You are to retype all of the data exactly as it appears.

(Dataset items)
------

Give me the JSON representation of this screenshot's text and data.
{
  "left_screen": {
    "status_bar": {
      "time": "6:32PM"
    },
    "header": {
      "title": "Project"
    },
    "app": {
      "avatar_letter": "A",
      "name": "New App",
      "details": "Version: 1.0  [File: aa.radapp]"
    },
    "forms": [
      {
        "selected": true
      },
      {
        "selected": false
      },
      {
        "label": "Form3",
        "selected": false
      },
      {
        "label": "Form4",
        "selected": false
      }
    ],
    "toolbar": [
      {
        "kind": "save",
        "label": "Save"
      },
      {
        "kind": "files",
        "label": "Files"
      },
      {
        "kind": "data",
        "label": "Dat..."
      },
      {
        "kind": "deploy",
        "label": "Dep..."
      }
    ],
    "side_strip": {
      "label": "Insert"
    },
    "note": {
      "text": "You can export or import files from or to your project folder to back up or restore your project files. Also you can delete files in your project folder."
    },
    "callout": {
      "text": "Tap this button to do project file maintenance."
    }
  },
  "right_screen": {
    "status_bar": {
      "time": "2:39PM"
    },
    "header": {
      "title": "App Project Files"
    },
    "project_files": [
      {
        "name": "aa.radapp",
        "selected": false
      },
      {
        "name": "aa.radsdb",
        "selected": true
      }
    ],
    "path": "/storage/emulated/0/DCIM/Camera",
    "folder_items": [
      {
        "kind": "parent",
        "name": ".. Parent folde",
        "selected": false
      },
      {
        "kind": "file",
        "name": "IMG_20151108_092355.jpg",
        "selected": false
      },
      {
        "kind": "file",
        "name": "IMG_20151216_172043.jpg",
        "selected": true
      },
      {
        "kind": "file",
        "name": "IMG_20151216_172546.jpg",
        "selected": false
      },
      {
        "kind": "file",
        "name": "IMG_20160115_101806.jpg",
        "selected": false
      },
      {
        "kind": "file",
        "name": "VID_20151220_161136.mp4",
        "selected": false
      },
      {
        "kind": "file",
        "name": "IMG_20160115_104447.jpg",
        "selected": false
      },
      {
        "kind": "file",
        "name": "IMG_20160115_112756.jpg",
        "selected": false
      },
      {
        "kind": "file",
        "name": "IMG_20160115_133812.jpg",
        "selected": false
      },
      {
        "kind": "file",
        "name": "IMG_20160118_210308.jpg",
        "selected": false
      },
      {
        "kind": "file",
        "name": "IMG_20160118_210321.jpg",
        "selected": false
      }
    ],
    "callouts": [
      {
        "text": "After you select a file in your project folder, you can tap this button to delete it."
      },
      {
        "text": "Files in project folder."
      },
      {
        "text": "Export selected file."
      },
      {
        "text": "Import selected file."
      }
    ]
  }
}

------

_The output_:
Give me the JSON representation of this screenshot's text and data.
{
  "left_screen": {
    "status_bar": {
      "time": "6:32PM"
    },
    "header": {
      "title": "Project"
    },
    "app": {
      "avatar_letter": "A",
      "name": "New App",
      "details": "Version: 1.0  [File: aa.radapp]"
    },
    "forms": [
      {
        "selected": true
      },
      {
        "selected": false
      },
      {
        "label": "Form3",
        "selected": false
      },
      {
        "label": "Form4",
        "selected": false
      }
    ],
    "toolbar": [
      {
        "kind": "save",
        "label": "Save"
      },
      {
        "kind": "files",
        "label": "Files"
      },
      {
        "kind": "data",
        "label": "Dat..."
      },
      {
        "kind": "deploy",
        "label": "Dep..."
      }
    ],
    "side_strip": {
      "label": "Insert"
    },
    "note": {
      "text": "You can export or import files from or to your project folder to back up or restore your project files. Also you can delete files in your project folder."
    },
    "callout": {
      "text": "Tap this button to do project file maintenance."
    }
  },
  "right_screen": {
    "status_bar": {
      "time": "2:39PM"
    },
    "header": {
      "title": "App Project Files"
    },
    "project_files": [
      {
        "name": "aa.radapp",
        "selected": false
      },
      {
        "name": "aa.radsdb",
        "selected": true
      }
    ],
    "path": "/storage/emulated/0/DCIM/Camera",
    "folder_items": [
      {
        "kind": "parent",
        "name": ".. Parent folde",
        "selected": false
      },
      {
        "kind": "file",
        "name": "IMG_20151108_092355.jpg",
        "selected": false
      },
      {
        "kind": "file",
        "name": "IMG_20151216_172043.jpg",
        "selected": true
      },
      {
        "kind": "file",
        "name": "IMG_20151216_172546.jpg",
        "selected": false
      },
      {
        "kind": "file",
        "name": "IMG_20160115_101806.jpg",
        "selected": false
      },
      {
        "kind": "file",
        "name": "VID_20151220_161136.mp4",
        "selected": false
      },
      {
        "kind": "file",
        "name": "IMG_20160115_104447.jpg",
        "selected": false
      },
      {
        "kind": "file",
        "name": "IMG_20160115_112756.jpg",
        "selected": false
      },
      {
        "kind": "file",
        "name": "IMG_20160115_133812.jpg",
        "selected": false
      },
      {
        "kind": "file",
        "name": "IMG_20160118_210308.jpg",
        "selected": false
      },
      {
        "kind": "file",
        "name": "IMG_20160118_210321.jpg",
        "selected": false
      }
    ],
    "callouts": [
      {
        "text": "After you select a file in your project folder, you can tap this button to delete it."
      },
      {
        "text": "Files in project folder."
      },
      {
        "text": "Export selected file."
      },
      {
        "text": "Import selected file."
      }
    ]
  }
}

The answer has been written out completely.